** PROBLEM TO WORK ON **
What is the number of lines holding the word "this"? Write that number and nothing else.

** MATERIAL SHOWN **
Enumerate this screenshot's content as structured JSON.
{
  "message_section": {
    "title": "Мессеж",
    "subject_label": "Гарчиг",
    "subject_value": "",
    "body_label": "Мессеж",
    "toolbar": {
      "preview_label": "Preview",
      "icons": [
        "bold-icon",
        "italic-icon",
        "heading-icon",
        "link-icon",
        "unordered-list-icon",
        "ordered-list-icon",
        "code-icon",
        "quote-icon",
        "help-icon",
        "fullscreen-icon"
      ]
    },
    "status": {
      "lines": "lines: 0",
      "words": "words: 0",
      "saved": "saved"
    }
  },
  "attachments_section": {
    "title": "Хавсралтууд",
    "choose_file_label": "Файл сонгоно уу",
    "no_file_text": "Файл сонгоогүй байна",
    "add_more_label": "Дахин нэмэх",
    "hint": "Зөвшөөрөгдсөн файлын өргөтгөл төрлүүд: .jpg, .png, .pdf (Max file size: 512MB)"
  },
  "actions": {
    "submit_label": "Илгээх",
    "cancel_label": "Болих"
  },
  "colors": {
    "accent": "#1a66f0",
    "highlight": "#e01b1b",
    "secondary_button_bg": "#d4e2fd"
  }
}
--
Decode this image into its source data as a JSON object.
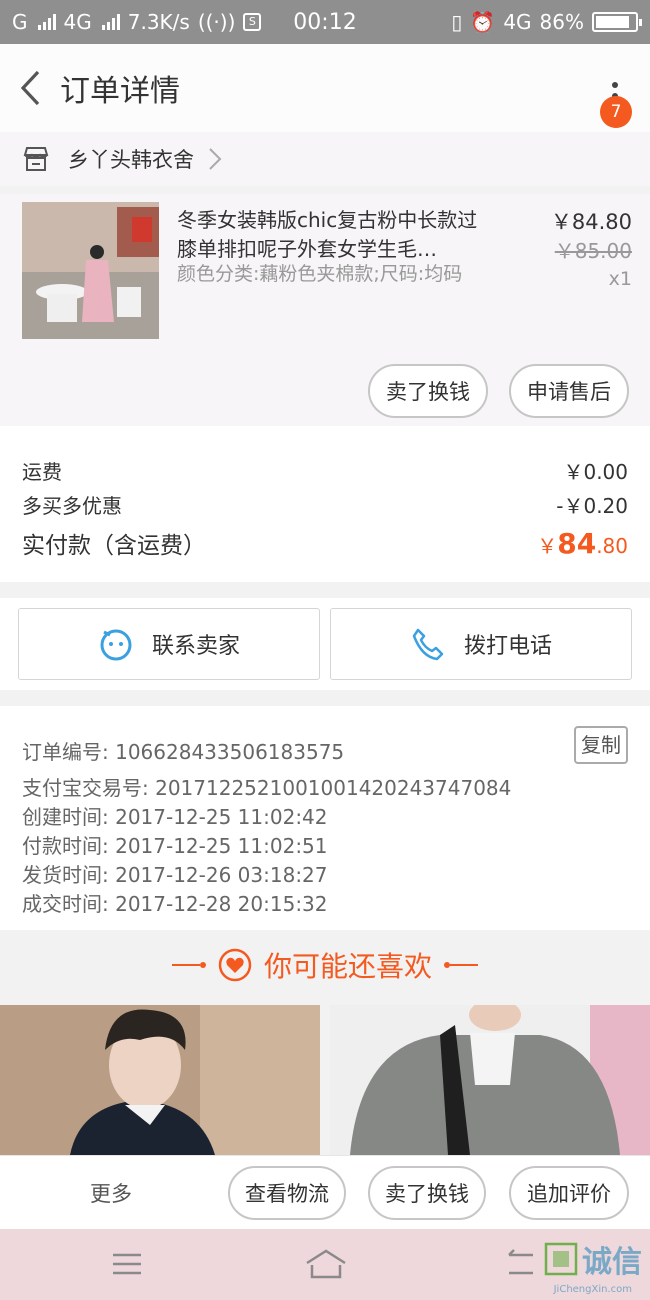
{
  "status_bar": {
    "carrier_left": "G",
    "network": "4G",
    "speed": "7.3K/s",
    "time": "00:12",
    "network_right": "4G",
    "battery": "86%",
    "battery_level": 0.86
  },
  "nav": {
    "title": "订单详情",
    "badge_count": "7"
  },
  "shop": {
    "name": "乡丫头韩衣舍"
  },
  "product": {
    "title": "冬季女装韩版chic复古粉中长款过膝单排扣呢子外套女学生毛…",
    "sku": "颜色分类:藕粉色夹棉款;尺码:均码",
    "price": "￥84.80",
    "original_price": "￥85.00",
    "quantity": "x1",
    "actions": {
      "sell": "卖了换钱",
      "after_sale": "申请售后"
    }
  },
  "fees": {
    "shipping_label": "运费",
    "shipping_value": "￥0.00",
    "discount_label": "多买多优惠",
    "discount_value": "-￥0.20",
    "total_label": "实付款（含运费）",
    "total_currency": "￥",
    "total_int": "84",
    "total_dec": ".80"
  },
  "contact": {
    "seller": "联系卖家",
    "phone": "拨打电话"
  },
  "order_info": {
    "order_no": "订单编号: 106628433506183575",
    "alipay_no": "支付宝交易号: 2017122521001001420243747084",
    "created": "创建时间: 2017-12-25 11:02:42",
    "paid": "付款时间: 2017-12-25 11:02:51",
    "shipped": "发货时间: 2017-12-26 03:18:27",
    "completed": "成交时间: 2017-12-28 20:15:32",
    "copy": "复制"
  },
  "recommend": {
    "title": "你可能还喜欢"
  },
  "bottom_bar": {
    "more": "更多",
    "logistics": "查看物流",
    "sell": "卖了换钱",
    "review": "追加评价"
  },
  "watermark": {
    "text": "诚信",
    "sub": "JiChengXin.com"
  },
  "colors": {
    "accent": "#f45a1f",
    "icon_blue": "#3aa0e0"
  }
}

** PROBLEM SOLUTION **
2